-- BEGIN Given records --
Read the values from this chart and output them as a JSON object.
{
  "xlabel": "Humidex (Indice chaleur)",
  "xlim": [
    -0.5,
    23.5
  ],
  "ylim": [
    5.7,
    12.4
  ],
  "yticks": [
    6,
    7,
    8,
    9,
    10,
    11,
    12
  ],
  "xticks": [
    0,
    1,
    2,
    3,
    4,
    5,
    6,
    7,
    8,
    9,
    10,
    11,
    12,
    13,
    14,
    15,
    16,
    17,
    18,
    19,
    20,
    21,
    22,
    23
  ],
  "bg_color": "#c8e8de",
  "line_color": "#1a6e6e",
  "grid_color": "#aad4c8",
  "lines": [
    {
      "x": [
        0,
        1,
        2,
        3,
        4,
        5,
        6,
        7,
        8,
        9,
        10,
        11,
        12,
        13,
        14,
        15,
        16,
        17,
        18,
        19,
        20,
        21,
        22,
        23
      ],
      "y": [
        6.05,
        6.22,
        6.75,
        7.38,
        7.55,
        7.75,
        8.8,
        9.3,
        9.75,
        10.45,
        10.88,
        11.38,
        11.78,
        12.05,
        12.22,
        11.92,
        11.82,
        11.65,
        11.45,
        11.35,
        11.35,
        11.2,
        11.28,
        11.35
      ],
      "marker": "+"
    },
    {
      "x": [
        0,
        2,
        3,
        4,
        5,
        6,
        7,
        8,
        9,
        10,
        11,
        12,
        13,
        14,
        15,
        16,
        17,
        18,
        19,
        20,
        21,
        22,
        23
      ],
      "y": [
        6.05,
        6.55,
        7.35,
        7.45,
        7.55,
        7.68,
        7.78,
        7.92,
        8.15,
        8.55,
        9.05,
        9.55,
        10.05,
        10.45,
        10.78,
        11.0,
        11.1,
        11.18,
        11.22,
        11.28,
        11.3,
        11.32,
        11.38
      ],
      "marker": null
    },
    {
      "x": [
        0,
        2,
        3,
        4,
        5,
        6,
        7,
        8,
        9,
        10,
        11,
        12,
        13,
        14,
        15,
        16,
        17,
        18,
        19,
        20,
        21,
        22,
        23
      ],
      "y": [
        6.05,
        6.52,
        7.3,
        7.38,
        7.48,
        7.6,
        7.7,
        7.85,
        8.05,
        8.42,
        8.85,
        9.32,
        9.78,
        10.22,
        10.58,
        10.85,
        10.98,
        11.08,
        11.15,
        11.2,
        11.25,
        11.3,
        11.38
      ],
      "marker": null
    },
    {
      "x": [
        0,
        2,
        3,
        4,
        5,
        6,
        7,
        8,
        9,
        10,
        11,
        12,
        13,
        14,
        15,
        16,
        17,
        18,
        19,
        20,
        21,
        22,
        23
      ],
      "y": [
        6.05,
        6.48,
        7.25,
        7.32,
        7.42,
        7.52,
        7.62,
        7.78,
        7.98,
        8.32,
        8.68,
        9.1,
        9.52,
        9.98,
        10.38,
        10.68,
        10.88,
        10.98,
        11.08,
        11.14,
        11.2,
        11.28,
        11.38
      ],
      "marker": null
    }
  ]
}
-- END Given records --
Above are some records; repeat all of them exactly.

▸ Result of this task:
Read the values from this chart and output them as a JSON object.
{
  "xlabel": "Humidex (Indice chaleur)",
  "xlim": [
    -0.5,
    23.5
  ],
  "ylim": [
    5.7,
    12.4
  ],
  "yticks": [
    6,
    7,
    8,
    9,
    10,
    11,
    12
  ],
  "xticks": [
    0,
    1,
    2,
    3,
    4,
    5,
    6,
    7,
    8,
    9,
    10,
    11,
    12,
    13,
    14,
    15,
    16,
    17,
    18,
    19,
    20,
    21,
    22,
    23
  ],
  "bg_color": "#c8e8de",
  "line_color": "#1a6e6e",
  "grid_color": "#aad4c8",
  "lines": [
    {
      "x": [
        0,
        1,
        2,
        3,
        4,
        5,
        6,
        7,
        8,
        9,
        10,
        11,
        12,
        13,
        14,
        15,
        16,
        17,
        18,
        19,
        20,
        21,
        22,
        23
      ],
      "y": [
        6.05,
        6.22,
        6.75,
        7.38,
        7.55,
        7.75,
        8.8,
        9.3,
        9.75,
        10.45,
        10.88,
        11.38,
        11.78,
        12.05,
        12.22,
        11.92,
        11.82,
        11.65,
        11.45,
        11.35,
        11.35,
        11.2,
        11.28,
        11.35
      ],
      "marker": "+"
    },
    {
      "x": [
        0,
        2,
        3,
        4,
        5,
        6,
        7,
        8,
        9,
        10,
        11,
        12,
        13,
        14,
        15,
        16,
        17,
        18,
        19,
        20,
        21,
        22,
        23
      ],
      "y": [
        6.05,
        6.55,
        7.35,
        7.45,
        7.55,
        7.68,
        7.78,
        7.92,
        8.15,
        8.55,
        9.05,
        9.55,
        10.05,
        10.45,
        10.78,
        11.0,
        11.1,
        11.18,
        11.22,
        11.28,
        11.3,
        11.32,
        11.38
      ],
      "marker": null
    },
    {
      "x": [
        0,
        2,
        3,
        4,
        5,
        6,
        7,
        8,
        9,
        10,
        11,
        12,
        13,
        14,
        15,
        16,
        17,
        18,
        19,
        20,
        21,
        22,
        23
      ],
      "y": [
        6.05,
        6.52,
        7.3,
        7.38,
        7.48,
        7.6,
        7.7,
        7.85,
        8.05,
        8.42,
        8.85,
        9.32,
        9.78,
        10.22,
        10.58,
        10.85,
        10.98,
        11.08,
        11.15,
        11.2,
        11.25,
        11.3,
        11.38
      ],
      "marker": null
    },
    {
      "x": [
        0,
        2,
        3,
        4,
        5,
        6,
        7,
        8,
        9,
        10,
        11,
        12,
        13,
        14,
        15,
        16,
        17,
        18,
        19,
        20,
        21,
        22,
        23
      ],
      "y": [
        6.05,
        6.48,
        7.25,
        7.32,
        7.42,
        7.52,
        7.62,
        7.78,
        7.98,
        8.32,
        8.68,
        9.1,
        9.52,
        9.98,
        10.38,
        10.68,
        10.88,
        10.98,
        11.08,
        11.14,
        11.2,
        11.28,
        11.38
      ],
      "marker": null
    }
  ]
}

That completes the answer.